— start of Recorded information —

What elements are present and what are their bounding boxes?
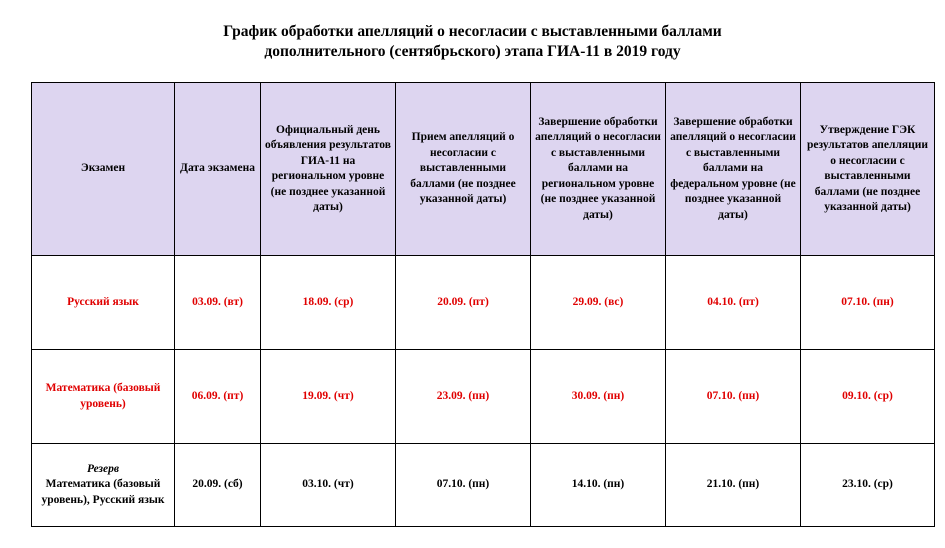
appeals-schedule-table — [31, 82, 935, 527]
title-line-1: График обработки апелляций о несогласии с выставленными баллами — [223, 23, 722, 40]
header-exam: Экзамен — [32, 83, 175, 256]
header-regional-completion: Завершение обработки апелляций о несогласии с выставленными баллами на региональном уровне (не позднее указанной даты) — [531, 83, 666, 256]
exam-name: Русский язык — [32, 256, 175, 350]
exam-date: 20.09. (сб) — [175, 444, 261, 527]
header-gek-approval: Утверждение ГЭК результатов апелляции о несогласии с выставленными баллами (не позднее указанной даты) — [801, 83, 935, 256]
gek-approval: 09.10. (ср) — [801, 350, 935, 444]
header-appeals-accept: Прием апелляций о несогласии с выставленными баллами (не позднее указанной даты) — [396, 83, 531, 256]
federal-completion: 04.10. (пт) — [666, 256, 801, 350]
results-day: 18.09. (ср) — [261, 256, 396, 350]
appeals-accept: 23.09. (пн) — [396, 350, 531, 444]
exam-date: 03.09. (вт) — [175, 256, 261, 350]
regional-completion: 30.09. (пн) — [531, 350, 666, 444]
exam-date: 06.09. (пт) — [175, 350, 261, 444]
reserve-subjects: Математика (базовый уровень), Русский язык — [41, 478, 165, 506]
table-row-russian — [32, 256, 935, 350]
table-header-row — [32, 83, 935, 256]
document-title — [0, 22, 945, 62]
exam-name-reserve — [32, 444, 175, 527]
federal-completion: 07.10. (пн) — [666, 350, 801, 444]
exam-name: Математика (базовый уровень) — [32, 350, 175, 444]
appeals-accept: 20.09. (пт) — [396, 256, 531, 350]
table-row-math-basic — [32, 350, 935, 444]
results-day: 19.09. (чт) — [261, 350, 396, 444]
appeals-accept: 07.10. (пн) — [396, 444, 531, 527]
gek-approval: 23.10. (ср) — [801, 444, 935, 527]
reserve-label: Резерв — [86, 462, 120, 475]
table-row-reserve — [32, 444, 935, 527]
header-results-day: Официальный день объявления результатов ГИА-11 на региональном уровне (не позднее указанной даты) — [261, 83, 396, 256]
regional-completion: 14.10. (пн) — [531, 444, 666, 527]
results-day: 03.10. (чт) — [261, 444, 396, 527]
gek-approval: 07.10. (пн) — [801, 256, 935, 350]
header-exam-date: Дата экзамена — [175, 83, 261, 256]
federal-completion: 21.10. (пн) — [666, 444, 801, 527]
header-federal-completion: Завершение обработки апелляций о несогласии с выставленными баллами на федеральном уровне (не позднее указанной даты) — [666, 83, 801, 256]
regional-completion: 29.09. (вс) — [531, 256, 666, 350]
title-line-2: дополнительного (сентябрьского) этапа ГИА-11 в 2019 году — [264, 43, 681, 60]
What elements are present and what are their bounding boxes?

— end of Recorded information —

What to work on:
Copy the records word for word, beginning at the line that contains "appeals-schedule-table — [31, 82, 935, 527]" and ending after the line that contains "exam-date: 20.09. (сб) — [175, 444, 261, 527]".

Exercise result:
appeals-schedule-table — [31, 82, 935, 527]
title-line-1: График обработки апелляций о несогласии с выставленными баллами — [223, 23, 722, 40]
header-exam: Экзамен — [32, 83, 175, 256]
header-regional-completion: Завершение обработки апелляций о несогласии с выставленными баллами на региональном уровне (не позднее указанной даты) — [531, 83, 666, 256]
exam-name: Русский язык — [32, 256, 175, 350]
exam-date: 20.09. (сб) — [175, 444, 261, 527]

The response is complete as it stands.